Items:
## begin

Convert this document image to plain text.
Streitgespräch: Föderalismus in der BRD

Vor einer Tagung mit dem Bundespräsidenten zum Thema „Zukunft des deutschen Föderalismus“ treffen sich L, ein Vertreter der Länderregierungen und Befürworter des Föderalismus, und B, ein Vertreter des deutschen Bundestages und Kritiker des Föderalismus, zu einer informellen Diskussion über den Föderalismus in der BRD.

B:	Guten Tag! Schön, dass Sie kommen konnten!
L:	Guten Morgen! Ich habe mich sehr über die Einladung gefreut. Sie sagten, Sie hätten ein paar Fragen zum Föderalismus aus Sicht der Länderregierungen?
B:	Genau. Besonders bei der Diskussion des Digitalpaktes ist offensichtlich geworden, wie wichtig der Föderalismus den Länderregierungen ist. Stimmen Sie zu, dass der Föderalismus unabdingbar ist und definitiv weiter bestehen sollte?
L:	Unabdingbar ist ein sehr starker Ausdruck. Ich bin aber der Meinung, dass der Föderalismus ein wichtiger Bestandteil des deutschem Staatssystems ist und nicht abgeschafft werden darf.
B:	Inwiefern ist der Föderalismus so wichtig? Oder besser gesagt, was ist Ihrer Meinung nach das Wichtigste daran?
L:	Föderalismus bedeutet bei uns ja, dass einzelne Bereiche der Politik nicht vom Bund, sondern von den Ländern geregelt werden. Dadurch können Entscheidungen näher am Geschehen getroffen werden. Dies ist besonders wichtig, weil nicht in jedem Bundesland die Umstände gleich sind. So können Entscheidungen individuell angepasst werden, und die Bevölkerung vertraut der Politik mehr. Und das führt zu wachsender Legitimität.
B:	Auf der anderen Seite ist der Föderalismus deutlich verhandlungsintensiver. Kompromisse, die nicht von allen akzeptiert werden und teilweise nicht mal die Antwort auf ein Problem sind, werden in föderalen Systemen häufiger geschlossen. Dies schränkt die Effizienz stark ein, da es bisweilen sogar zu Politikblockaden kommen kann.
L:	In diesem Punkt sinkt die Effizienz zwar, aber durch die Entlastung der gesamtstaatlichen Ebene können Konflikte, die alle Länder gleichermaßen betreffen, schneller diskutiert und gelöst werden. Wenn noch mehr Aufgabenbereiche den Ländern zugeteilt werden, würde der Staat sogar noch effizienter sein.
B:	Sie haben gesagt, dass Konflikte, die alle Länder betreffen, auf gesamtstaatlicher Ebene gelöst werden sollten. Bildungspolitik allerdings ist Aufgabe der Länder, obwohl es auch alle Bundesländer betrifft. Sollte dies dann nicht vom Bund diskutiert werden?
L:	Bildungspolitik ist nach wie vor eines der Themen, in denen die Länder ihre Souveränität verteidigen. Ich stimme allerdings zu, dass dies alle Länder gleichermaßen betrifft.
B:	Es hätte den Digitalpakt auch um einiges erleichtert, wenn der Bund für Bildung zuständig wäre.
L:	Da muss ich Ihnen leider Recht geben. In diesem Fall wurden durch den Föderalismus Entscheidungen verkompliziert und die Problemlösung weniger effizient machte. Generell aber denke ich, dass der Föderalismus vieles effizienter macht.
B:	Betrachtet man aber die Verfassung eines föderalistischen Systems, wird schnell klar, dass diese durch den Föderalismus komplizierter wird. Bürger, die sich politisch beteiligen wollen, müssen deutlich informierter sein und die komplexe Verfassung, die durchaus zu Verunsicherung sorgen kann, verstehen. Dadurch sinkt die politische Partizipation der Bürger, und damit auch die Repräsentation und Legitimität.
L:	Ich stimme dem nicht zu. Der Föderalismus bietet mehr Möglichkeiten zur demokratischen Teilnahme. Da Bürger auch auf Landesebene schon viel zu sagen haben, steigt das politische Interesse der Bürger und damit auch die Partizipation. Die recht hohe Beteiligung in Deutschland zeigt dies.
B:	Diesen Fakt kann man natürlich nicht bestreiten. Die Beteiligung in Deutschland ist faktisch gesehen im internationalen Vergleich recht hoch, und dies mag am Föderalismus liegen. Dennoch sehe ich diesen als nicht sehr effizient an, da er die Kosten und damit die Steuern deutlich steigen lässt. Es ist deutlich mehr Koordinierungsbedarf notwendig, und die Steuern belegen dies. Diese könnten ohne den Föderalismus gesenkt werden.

## end

Pick out and copy every line that contains the word "Effizienz".

Written response:
B:	Auf der anderen Seite ist der Föderalismus deutlich verhandlungsintensiver. Kompromisse, die nicht von allen akzeptiert werden und teilweise nicht mal die Antwort auf ein Problem sind, werden in föderalen Systemen häufiger geschlossen. Dies schränkt die Effizienz stark ein, da es bisweilen sogar zu Politikblockaden kommen kann.
L:	In diesem Punkt sinkt die Effizienz zwar, aber durch die Entlastung der gesamtstaatlichen Ebene können Konflikte, die alle Länder gleichermaßen betreffen, schneller diskutiert und gelöst werden. Wenn noch mehr Aufgabenbereiche den Ländern zugeteilt werden, würde der Staat sogar noch effizienter sein.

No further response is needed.